WHAT TO DO - All of the material below is to be returned exactly.
◇ ◇ ◇ ◇ ◇ ◇ ◇
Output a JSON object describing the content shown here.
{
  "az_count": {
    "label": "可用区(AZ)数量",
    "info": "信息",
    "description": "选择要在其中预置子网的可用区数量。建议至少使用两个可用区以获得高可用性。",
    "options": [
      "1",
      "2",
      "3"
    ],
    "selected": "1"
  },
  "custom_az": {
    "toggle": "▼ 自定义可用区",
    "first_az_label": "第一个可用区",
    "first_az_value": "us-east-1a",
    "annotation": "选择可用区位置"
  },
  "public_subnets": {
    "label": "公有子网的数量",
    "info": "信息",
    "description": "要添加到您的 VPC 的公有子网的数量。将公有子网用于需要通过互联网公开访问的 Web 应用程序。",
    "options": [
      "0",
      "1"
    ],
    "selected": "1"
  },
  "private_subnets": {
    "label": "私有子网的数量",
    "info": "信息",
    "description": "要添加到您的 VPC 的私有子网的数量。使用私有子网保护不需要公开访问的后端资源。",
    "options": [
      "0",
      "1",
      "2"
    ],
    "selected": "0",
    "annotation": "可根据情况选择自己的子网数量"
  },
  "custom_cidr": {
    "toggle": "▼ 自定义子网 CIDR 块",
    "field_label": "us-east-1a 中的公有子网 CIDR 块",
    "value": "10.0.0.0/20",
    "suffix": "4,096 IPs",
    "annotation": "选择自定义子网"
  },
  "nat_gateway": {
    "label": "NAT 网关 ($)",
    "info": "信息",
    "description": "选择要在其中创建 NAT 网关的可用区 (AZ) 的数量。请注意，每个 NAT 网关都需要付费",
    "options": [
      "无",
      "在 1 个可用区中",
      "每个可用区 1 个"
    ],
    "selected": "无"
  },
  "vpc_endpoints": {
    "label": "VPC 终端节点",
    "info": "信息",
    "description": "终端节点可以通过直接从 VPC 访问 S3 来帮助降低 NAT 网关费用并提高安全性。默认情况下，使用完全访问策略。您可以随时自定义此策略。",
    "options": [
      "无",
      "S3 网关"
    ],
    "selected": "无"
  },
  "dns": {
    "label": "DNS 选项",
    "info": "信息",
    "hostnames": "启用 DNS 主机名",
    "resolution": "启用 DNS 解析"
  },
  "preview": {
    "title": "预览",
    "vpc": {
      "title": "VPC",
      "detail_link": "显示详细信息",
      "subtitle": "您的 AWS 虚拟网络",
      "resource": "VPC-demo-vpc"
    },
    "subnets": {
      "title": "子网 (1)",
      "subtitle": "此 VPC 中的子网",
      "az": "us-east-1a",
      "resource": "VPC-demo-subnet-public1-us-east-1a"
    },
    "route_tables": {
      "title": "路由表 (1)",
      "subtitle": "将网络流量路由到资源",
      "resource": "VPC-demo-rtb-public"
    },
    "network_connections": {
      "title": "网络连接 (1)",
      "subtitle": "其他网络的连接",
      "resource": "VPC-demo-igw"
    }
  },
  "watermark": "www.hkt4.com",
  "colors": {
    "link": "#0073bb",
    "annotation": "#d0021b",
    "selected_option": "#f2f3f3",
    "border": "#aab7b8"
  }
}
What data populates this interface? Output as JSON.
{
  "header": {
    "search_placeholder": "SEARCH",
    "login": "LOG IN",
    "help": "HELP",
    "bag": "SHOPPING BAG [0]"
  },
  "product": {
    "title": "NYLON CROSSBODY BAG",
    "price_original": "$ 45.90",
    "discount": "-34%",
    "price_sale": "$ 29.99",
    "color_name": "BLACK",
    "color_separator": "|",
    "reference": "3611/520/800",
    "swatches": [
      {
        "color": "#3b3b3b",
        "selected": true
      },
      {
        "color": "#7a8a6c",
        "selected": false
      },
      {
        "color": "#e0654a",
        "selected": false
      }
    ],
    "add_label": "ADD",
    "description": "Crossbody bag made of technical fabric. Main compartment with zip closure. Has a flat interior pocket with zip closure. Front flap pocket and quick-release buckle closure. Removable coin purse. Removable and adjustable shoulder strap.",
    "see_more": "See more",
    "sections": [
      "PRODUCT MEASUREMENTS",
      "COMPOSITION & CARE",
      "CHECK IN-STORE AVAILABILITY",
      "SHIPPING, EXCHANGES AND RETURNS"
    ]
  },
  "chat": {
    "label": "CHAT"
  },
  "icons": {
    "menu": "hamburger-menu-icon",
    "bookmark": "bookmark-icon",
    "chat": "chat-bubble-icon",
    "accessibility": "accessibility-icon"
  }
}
◇ ◇ ◇ ◇ ◇ ◇ ◇
TASK RESPONSE -
Output a JSON object describing the content shown here.
{
  "az_count": {
    "label": "可用区(AZ)数量",
    "info": "信息",
    "description": "选择要在其中预置子网的可用区数量。建议至少使用两个可用区以获得高可用性。",
    "options": [
      "1",
      "2",
      "3"
    ],
    "selected": "1"
  },
  "custom_az": {
    "toggle": "▼ 自定义可用区",
    "first_az_label": "第一个可用区",
    "first_az_value": "us-east-1a",
    "annotation": "选择可用区位置"
  },
  "public_subnets": {
    "label": "公有子网的数量",
    "info": "信息",
    "description": "要添加到您的 VPC 的公有子网的数量。将公有子网用于需要通过互联网公开访问的 Web 应用程序。",
    "options": [
      "0",
      "1"
    ],
    "selected": "1"
  },
  "private_subnets": {
    "label": "私有子网的数量",
    "info": "信息",
    "description": "要添加到您的 VPC 的私有子网的数量。使用私有子网保护不需要公开访问的后端资源。",
    "options": [
      "0",
      "1",
      "2"
    ],
    "selected": "0",
    "annotation": "可根据情况选择自己的子网数量"
  },
  "custom_cidr": {
    "toggle": "▼ 自定义子网 CIDR 块",
    "field_label": "us-east-1a 中的公有子网 CIDR 块",
    "value": "10.0.0.0/20",
    "suffix": "4,096 IPs",
    "annotation": "选择自定义子网"
  },
  "nat_gateway": {
    "label": "NAT 网关 ($)",
    "info": "信息",
    "description": "选择要在其中创建 NAT 网关的可用区 (AZ) 的数量。请注意，每个 NAT 网关都需要付费",
    "options": [
      "无",
      "在 1 个可用区中",
      "每个可用区 1 个"
    ],
    "selected": "无"
  },
  "vpc_endpoints": {
    "label": "VPC 终端节点",
    "info": "信息",
    "description": "终端节点可以通过直接从 VPC 访问 S3 来帮助降低 NAT 网关费用并提高安全性。默认情况下，使用完全访问策略。您可以随时自定义此策略。",
    "options": [
      "无",
      "S3 网关"
    ],
    "selected": "无"
  },
  "dns": {
    "label": "DNS 选项",
    "info": "信息",
    "hostnames": "启用 DNS 主机名",
    "resolution": "启用 DNS 解析"
  },
  "preview": {
    "title": "预览",
    "vpc": {
      "title": "VPC",
      "detail_link": "显示详细信息",
      "subtitle": "您的 AWS 虚拟网络",
      "resource": "VPC-demo-vpc"
    },
    "subnets": {
      "title": "子网 (1)",
      "subtitle": "此 VPC 中的子网",
      "az": "us-east-1a",
      "resource": "VPC-demo-subnet-public1-us-east-1a"
    },
    "route_tables": {
      "title": "路由表 (1)",
      "subtitle": "将网络流量路由到资源",
      "resource": "VPC-demo-rtb-public"
    },
    "network_connections": {
      "title": "网络连接 (1)",
      "subtitle": "其他网络的连接",
      "resource": "VPC-demo-igw"
    }
  },
  "watermark": "www.hkt4.com",
  "colors": {
    "link": "#0073bb",
    "annotation": "#d0021b",
    "selected_option": "#f2f3f3",
    "border": "#aab7b8"
  }
}
What data populates this interface? Output as JSON.
{
  "header": {
    "search_placeholder": "SEARCH",
    "login": "LOG IN",
    "help": "HELP",
    "bag": "SHOPPING BAG [0]"
  },
  "product": {
    "title": "NYLON CROSSBODY BAG",
    "price_original": "$ 45.90",
    "discount": "-34%",
    "price_sale": "$ 29.99",
    "color_name": "BLACK",
    "color_separator": "|",
    "reference": "3611/520/800",
    "swatches": [
      {
        "color": "#3b3b3b",
        "selected": true
      },
      {
        "color": "#7a8a6c",
        "selected": false
      },
      {
        "color": "#e0654a",
        "selected": false
      }
    ],
    "add_label": "ADD",
    "description": "Crossbody bag made of technical fabric. Main compartment with zip closure. Has a flat interior pocket with zip closure. Front flap pocket and quick-release buckle closure. Removable coin purse. Removable and adjustable shoulder strap.",
    "see_more": "See more",
    "sections": [
      "PRODUCT MEASUREMENTS",
      "COMPOSITION & CARE",
      "CHECK IN-STORE AVAILABILITY",
      "SHIPPING, EXCHANGES AND RETURNS"
    ]
  },
  "chat": {
    "label": "CHAT"
  },
  "icons": {
    "menu": "hamburger-menu-icon",
    "bookmark": "bookmark-icon",
    "chat": "chat-bubble-icon",
    "accessibility": "accessibility-icon"
  }
}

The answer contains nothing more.